## START

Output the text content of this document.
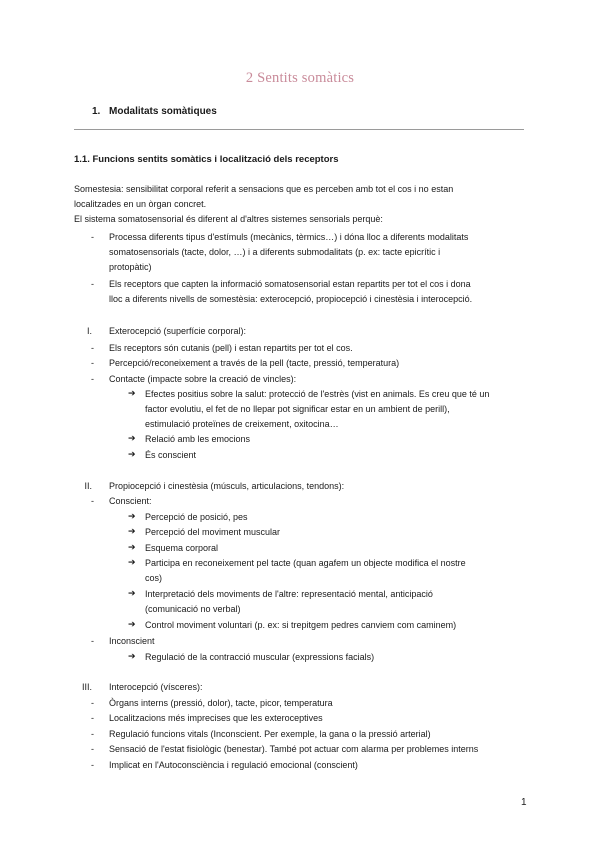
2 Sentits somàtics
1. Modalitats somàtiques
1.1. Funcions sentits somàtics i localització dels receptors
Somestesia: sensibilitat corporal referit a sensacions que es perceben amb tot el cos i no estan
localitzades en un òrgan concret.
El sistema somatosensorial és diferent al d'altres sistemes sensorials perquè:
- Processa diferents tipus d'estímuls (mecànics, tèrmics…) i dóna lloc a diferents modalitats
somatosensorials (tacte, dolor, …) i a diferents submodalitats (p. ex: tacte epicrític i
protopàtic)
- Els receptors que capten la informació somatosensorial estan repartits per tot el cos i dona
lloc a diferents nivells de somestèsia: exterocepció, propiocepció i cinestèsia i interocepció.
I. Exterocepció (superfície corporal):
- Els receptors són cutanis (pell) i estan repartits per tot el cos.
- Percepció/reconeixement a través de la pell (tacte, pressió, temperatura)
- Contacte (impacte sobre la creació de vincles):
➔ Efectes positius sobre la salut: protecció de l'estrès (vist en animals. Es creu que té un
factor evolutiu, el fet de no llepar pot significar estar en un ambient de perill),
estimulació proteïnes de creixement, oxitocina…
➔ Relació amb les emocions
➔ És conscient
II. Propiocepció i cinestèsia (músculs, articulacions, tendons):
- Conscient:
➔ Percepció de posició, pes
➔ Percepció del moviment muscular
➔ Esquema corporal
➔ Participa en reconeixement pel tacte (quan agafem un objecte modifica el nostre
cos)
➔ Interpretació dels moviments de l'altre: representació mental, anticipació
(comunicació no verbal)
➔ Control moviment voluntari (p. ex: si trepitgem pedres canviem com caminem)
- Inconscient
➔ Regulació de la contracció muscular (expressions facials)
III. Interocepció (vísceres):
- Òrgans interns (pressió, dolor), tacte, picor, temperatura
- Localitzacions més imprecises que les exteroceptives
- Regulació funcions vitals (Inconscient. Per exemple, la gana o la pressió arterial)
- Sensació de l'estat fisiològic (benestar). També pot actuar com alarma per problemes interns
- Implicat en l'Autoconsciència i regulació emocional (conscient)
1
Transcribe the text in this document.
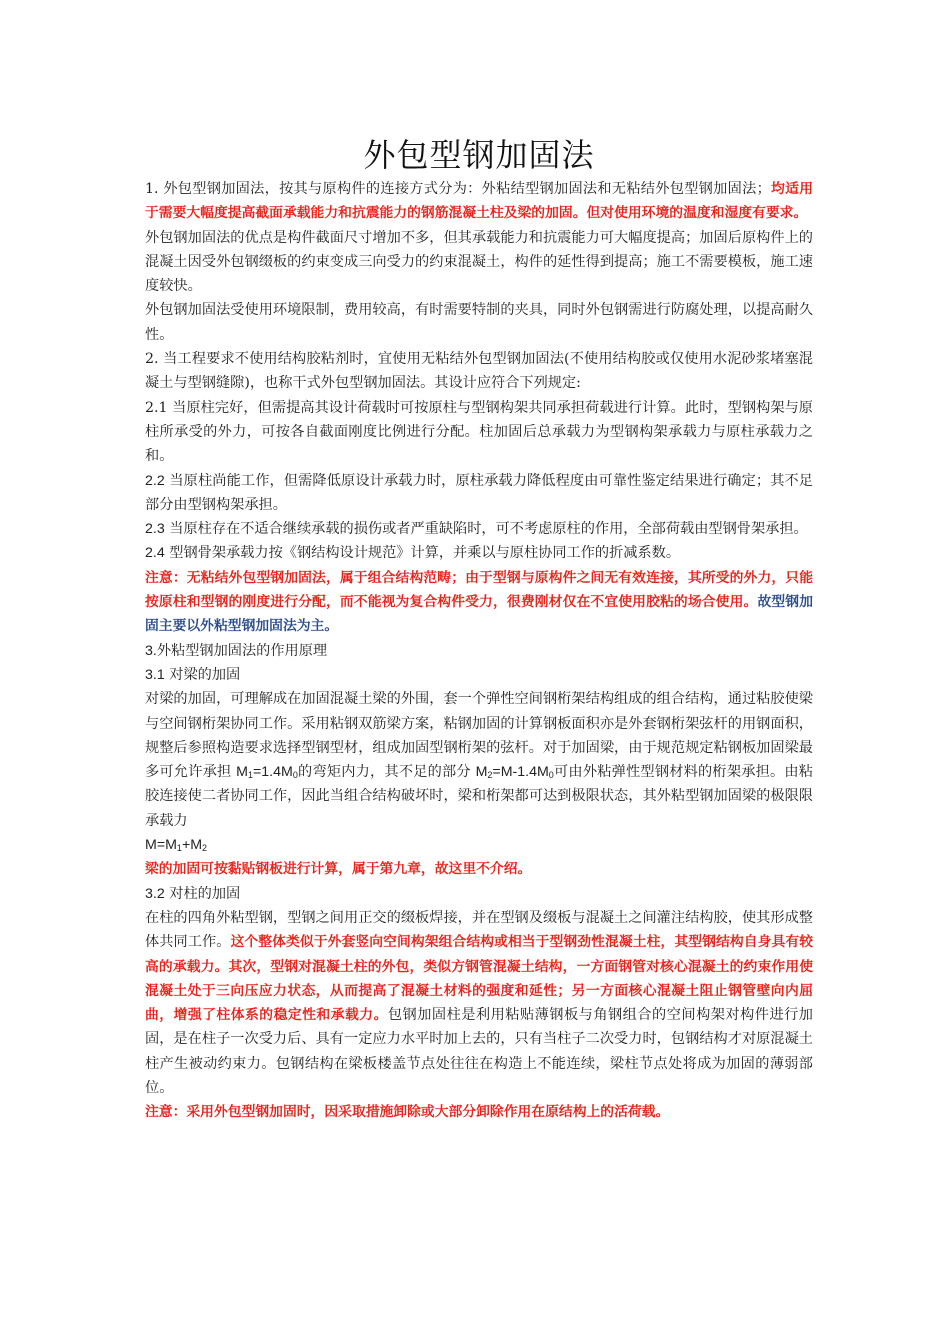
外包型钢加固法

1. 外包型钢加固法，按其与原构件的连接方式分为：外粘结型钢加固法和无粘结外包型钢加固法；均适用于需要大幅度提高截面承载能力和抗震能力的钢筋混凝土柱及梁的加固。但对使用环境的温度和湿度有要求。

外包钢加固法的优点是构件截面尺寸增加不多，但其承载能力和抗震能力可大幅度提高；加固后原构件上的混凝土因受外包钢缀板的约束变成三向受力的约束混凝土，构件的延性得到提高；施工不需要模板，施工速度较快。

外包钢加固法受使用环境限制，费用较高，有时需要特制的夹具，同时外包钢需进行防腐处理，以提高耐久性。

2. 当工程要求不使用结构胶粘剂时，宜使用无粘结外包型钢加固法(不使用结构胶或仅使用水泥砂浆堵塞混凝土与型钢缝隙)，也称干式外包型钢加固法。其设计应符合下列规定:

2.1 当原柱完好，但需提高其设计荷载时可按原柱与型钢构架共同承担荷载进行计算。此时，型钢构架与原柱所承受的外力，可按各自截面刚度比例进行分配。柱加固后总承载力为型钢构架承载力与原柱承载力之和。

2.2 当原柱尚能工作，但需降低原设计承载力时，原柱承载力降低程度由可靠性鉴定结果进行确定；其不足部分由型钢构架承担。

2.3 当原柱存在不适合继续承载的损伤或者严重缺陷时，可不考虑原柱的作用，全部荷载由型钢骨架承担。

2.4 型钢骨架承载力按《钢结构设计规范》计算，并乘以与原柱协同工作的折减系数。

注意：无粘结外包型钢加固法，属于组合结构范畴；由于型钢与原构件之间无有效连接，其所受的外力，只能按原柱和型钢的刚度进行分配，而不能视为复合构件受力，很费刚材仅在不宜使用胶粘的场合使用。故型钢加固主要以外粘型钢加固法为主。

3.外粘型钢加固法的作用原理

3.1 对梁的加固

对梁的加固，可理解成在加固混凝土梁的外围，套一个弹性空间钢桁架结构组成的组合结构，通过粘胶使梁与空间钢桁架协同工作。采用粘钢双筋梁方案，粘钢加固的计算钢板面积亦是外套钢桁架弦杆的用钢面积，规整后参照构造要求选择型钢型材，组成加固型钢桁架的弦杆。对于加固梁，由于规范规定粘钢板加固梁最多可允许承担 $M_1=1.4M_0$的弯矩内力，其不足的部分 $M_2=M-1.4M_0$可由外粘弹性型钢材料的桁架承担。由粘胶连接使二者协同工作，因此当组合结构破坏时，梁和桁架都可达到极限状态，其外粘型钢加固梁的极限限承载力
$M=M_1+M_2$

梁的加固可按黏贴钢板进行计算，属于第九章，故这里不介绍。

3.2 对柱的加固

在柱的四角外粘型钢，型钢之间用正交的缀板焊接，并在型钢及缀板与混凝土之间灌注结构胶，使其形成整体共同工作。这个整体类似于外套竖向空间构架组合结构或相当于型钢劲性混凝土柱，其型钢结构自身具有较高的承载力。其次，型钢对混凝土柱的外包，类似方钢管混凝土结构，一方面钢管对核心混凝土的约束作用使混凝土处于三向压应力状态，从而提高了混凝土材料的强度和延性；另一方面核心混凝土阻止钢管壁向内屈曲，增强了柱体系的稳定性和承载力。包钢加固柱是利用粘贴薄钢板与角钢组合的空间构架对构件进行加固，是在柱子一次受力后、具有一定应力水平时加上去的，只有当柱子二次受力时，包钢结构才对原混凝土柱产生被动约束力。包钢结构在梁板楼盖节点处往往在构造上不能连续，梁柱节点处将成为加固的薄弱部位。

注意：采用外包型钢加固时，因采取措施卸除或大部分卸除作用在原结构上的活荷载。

## END

• _Task requirements_
Find each line that has the word "diferents", then copy it out.

• _Correct answer_
- Processa diferents tipus d'estímuls (mecànics, tèrmics…) i dóna lloc a diferents modalitats
somatosensorials (tacte, dolor, …) i a diferents submodalitats (p. ex: tacte epicrític i
lloc a diferents nivells de somestèsia: exterocepció, propiocepció i cinestèsia i interocepció.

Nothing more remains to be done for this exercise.